» **Description of the task**:
An answer that reproduces all the entries exactly is what is needed.

» **Data shown**:

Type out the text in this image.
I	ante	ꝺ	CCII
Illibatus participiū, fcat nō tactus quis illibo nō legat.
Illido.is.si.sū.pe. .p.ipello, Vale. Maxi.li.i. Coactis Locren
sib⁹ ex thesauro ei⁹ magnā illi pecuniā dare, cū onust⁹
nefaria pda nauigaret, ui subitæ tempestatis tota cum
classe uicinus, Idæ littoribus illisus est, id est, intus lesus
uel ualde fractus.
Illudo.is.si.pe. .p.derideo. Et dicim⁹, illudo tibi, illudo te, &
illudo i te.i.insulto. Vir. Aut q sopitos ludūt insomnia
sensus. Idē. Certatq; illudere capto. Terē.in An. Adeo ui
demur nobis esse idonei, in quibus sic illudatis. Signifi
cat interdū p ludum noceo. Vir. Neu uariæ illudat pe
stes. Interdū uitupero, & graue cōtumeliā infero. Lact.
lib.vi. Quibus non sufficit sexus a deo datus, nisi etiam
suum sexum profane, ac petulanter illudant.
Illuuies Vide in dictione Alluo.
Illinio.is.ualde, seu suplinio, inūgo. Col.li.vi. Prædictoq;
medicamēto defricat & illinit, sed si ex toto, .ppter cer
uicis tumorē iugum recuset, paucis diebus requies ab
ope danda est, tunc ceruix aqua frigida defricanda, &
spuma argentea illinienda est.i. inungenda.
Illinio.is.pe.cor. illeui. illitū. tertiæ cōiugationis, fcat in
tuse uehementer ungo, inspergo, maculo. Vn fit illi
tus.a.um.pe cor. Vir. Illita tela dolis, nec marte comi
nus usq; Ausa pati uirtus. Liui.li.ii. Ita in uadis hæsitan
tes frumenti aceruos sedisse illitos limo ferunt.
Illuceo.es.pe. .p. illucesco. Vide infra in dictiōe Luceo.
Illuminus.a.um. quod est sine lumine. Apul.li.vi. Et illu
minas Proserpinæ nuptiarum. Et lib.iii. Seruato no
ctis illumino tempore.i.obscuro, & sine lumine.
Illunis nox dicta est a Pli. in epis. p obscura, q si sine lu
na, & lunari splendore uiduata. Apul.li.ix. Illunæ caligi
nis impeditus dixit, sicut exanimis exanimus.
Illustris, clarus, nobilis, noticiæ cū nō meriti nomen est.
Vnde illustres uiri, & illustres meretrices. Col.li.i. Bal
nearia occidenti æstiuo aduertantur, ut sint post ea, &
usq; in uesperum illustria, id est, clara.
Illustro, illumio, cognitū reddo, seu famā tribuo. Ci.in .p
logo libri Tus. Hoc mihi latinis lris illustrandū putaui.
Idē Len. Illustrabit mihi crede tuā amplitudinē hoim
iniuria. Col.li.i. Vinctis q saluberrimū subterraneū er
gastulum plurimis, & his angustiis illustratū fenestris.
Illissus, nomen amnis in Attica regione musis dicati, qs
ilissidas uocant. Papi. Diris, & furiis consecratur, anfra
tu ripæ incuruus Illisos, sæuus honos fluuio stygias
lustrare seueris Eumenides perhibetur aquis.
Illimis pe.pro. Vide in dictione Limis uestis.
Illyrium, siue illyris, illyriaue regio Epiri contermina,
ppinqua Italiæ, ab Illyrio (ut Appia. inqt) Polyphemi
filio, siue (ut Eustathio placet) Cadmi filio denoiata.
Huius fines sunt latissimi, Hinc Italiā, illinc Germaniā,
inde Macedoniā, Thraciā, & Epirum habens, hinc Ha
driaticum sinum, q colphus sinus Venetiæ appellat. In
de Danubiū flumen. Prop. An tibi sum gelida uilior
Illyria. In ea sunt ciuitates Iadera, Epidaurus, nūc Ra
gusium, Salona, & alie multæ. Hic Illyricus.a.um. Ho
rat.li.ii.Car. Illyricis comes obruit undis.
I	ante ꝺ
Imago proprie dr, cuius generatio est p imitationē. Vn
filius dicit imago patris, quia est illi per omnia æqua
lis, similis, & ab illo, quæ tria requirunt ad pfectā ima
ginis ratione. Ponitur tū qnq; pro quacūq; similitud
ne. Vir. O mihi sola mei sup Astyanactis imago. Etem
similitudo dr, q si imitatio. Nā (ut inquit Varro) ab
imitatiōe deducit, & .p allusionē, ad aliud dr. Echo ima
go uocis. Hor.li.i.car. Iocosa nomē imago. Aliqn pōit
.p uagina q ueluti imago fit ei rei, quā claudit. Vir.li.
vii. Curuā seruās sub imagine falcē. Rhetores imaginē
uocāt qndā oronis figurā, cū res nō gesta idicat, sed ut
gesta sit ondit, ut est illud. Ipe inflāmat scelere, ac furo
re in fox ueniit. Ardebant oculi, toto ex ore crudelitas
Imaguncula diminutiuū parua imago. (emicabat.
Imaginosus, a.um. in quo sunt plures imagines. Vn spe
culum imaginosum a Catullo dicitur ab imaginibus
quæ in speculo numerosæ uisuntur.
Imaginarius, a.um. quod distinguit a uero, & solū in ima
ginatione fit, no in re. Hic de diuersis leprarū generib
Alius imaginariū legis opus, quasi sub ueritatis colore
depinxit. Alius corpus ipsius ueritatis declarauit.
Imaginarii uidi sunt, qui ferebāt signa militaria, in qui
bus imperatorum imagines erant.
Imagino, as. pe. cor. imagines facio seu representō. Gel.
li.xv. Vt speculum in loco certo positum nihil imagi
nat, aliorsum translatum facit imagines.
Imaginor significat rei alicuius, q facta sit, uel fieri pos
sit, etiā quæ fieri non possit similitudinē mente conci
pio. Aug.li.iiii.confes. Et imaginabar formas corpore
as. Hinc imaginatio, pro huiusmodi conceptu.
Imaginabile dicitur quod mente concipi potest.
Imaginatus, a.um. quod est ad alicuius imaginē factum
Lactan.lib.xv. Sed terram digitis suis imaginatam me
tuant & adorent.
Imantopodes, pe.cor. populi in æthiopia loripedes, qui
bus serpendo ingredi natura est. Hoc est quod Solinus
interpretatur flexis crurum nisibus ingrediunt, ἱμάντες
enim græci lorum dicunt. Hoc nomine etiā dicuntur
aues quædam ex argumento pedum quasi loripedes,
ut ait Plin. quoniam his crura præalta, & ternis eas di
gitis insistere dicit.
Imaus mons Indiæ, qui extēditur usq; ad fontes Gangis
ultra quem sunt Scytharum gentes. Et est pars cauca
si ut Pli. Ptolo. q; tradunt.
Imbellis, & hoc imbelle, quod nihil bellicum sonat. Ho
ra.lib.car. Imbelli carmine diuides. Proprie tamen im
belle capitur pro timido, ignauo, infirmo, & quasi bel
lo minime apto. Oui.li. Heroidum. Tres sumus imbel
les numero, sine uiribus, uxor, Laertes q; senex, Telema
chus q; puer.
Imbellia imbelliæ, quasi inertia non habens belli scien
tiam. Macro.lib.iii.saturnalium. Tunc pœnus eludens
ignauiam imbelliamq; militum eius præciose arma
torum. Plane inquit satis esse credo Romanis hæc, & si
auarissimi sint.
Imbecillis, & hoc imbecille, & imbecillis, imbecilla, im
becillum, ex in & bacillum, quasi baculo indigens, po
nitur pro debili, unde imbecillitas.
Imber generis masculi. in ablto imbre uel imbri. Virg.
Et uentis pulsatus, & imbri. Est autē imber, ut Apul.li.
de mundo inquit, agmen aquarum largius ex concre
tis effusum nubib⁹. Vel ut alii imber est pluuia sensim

» **Solution to this task**:
Type out the text in this image.
I	ante	ꝺ	CCII
Illibatus participiū, fcat nō tactus quis illibo nō legat.
Illido.is.si.sū.pe. .p.ipello, Vale. Maxi.li.i. Coactis Locren
sib⁹ ex thesauro ei⁹ magnā illi pecuniā dare, cū onust⁹
nefaria pda nauigaret, ui subitæ tempestatis tota cum
classe uicinus, Idæ littoribus illisus est, id est, intus lesus
uel ualde fractus.
Illudo.is.si.pe. .p.derideo. Et dicim⁹, illudo tibi, illudo te, &
illudo i te.i.insulto. Vir. Aut q sopitos ludūt insomnia
sensus. Idē. Certatq; illudere capto. Terē.in An. Adeo ui
demur nobis esse idonei, in quibus sic illudatis. Signifi
cat interdū p ludum noceo. Vir. Neu uariæ illudat pe
stes. Interdū uitupero, & graue cōtumeliā infero. Lact.
lib.vi. Quibus non sufficit sexus a deo datus, nisi etiam
suum sexum profane, ac petulanter illudant.
Illuuies Vide in dictione Alluo.
Illinio.is.ualde, seu suplinio, inūgo. Col.li.vi. Prædictoq;
medicamēto defricat & illinit, sed si ex toto, .ppter cer
uicis tumorē iugum recuset, paucis diebus requies ab
ope danda est, tunc ceruix aqua frigida defricanda, &
spuma argentea illinienda est.i. inungenda.
Illinio.is.pe.cor. illeui. illitū. tertiæ cōiugationis, fcat in
tuse uehementer ungo, inspergo, maculo. Vn fit illi
tus.a.um.pe cor. Vir. Illita tela dolis, nec marte comi
nus usq; Ausa pati uirtus. Liui.li.ii. Ita in uadis hæsitan
tes frumenti aceruos sedisse illitos limo ferunt.
Illuceo.es.pe. .p. illucesco. Vide infra in dictiōe Luceo.
Illuminus.a.um. quod est sine lumine. Apul.li.vi. Et illu
minas Proserpinæ nuptiarum. Et lib.iii. Seruato no
ctis illumino tempore.i.obscuro, & sine lumine.
Illunis nox dicta est a Pli. in epis. p obscura, q si sine lu
na, & lunari splendore uiduata. Apul.li.ix. Illunæ caligi
nis impeditus dixit, sicut exanimis exanimus.
Illustris, clarus, nobilis, noticiæ cū nō meriti nomen est.
Vnde illustres uiri, & illustres meretrices. Col.li.i. Bal
nearia occidenti æstiuo aduertantur, ut sint post ea, &
usq; in uesperum illustria, id est, clara.
Illustro, illumio, cognitū reddo, seu famā tribuo. Ci.in .p
logo libri Tus. Hoc mihi latinis lris illustrandū putaui.
Idē Len. Illustrabit mihi crede tuā amplitudinē hoim
iniuria. Col.li.i. Vinctis q saluberrimū subterraneū er
gastulum plurimis, & his angustiis illustratū fenestris.
Illissus, nomen amnis in Attica regione musis dicati, qs
ilissidas uocant. Papi. Diris, & furiis consecratur, anfra
tu ripæ incuruus Illisos, sæuus honos fluuio stygias
lustrare seueris Eumenides perhibetur aquis.
Illimis pe.pro. Vide in dictione Limis uestis.
Illyrium, siue illyris, illyriaue regio Epiri contermina,
ppinqua Italiæ, ab Illyrio (ut Appia. inqt) Polyphemi
filio, siue (ut Eustathio placet) Cadmi filio denoiata.
Huius fines sunt latissimi, Hinc Italiā, illinc Germaniā,
inde Macedoniā, Thraciā, & Epirum habens, hinc Ha
driaticum sinum, q colphus sinus Venetiæ appellat. In
de Danubiū flumen. Prop. An tibi sum gelida uilior
Illyria. In ea sunt ciuitates Iadera, Epidaurus, nūc Ra
gusium, Salona, & alie multæ. Hic Illyricus.a.um. Ho
rat.li.ii.Car. Illyricis comes obruit undis.
I	ante ꝺ
Imago proprie dr, cuius generatio est p imitationē. Vn
filius dicit imago patris, quia est illi per omnia æqua
lis, similis, & ab illo, quæ tria requirunt ad pfectā ima
ginis ratione. Ponitur tū qnq; pro quacūq; similitud
ne. Vir. O mihi sola mei sup Astyanactis imago. Etem
similitudo dr, q si imitatio. Nā (ut inquit Varro) ab
imitatiōe deducit, & .p allusionē, ad aliud dr. Echo ima
go uocis. Hor.li.i.car. Iocosa nomē imago. Aliqn pōit
.p uagina q ueluti imago fit ei rei, quā claudit. Vir.li.
vii. Curuā seruās sub imagine falcē. Rhetores imaginē
uocāt qndā oronis figurā, cū res nō gesta idicat, sed ut
gesta sit ondit, ut est illud. Ipe inflāmat scelere, ac furo
re in fox ueniit. Ardebant oculi, toto ex ore crudelitas
Imaguncula diminutiuū parua imago. (emicabat.
Imaginosus, a.um. in quo sunt plures imagines. Vn spe
culum imaginosum a Catullo dicitur ab imaginibus
quæ in speculo numerosæ uisuntur.
Imaginarius, a.um. quod distinguit a uero, & solū in ima
ginatione fit, no in re. Hic de diuersis leprarū generib
Alius imaginariū legis opus, quasi sub ueritatis colore
depinxit. Alius corpus ipsius ueritatis declarauit.
Imaginarii uidi sunt, qui ferebāt signa militaria, in qui
bus imperatorum imagines erant.
Imagino, as. pe. cor. imagines facio seu representō. Gel.
li.xv. Vt speculum in loco certo positum nihil imagi
nat, aliorsum translatum facit imagines.
Imaginor significat rei alicuius, q facta sit, uel fieri pos
sit, etiā quæ fieri non possit similitudinē mente conci
pio. Aug.li.iiii.confes. Et imaginabar formas corpore
as. Hinc imaginatio, pro huiusmodi conceptu.
Imaginabile dicitur quod mente concipi potest.
Imaginatus, a.um. quod est ad alicuius imaginē factum
Lactan.lib.xv. Sed terram digitis suis imaginatam me
tuant & adorent.
Imantopodes, pe.cor. populi in æthiopia loripedes, qui
bus serpendo ingredi natura est. Hoc est quod Solinus
interpretatur flexis crurum nisibus ingrediunt, ἱμάντες
enim græci lorum dicunt. Hoc nomine etiā dicuntur
aues quædam ex argumento pedum quasi loripedes,
ut ait Plin. quoniam his crura præalta, & ternis eas di
gitis insistere dicit.
Imaus mons Indiæ, qui extēditur usq; ad fontes Gangis
ultra quem sunt Scytharum gentes. Et est pars cauca
si ut Pli. Ptolo. q; tradunt.
Imbellis, & hoc imbelle, quod nihil bellicum sonat. Ho
ra.lib.car. Imbelli carmine diuides. Proprie tamen im
belle capitur pro timido, ignauo, infirmo, & quasi bel
lo minime apto. Oui.li. Heroidum. Tres sumus imbel
les numero, sine uiribus, uxor, Laertes q; senex, Telema
chus q; puer.
Imbellia imbelliæ, quasi inertia non habens belli scien
tiam. Macro.lib.iii.saturnalium. Tunc pœnus eludens
ignauiam imbelliamq; militum eius præciose arma
torum. Plane inquit satis esse credo Romanis hæc, & si
auarissimi sint.
Imbecillis, & hoc imbecille, & imbecillis, imbecilla, im
becillum, ex in & bacillum, quasi baculo indigens, po
nitur pro debili, unde imbecillitas.
Imber generis masculi. in ablto imbre uel imbri. Virg.
Et uentis pulsatus, & imbri. Est autē imber, ut Apul.li.
de mundo inquit, agmen aquarum largius ex concre
tis effusum nubib⁹. Vel ut alii imber est pluuia sensim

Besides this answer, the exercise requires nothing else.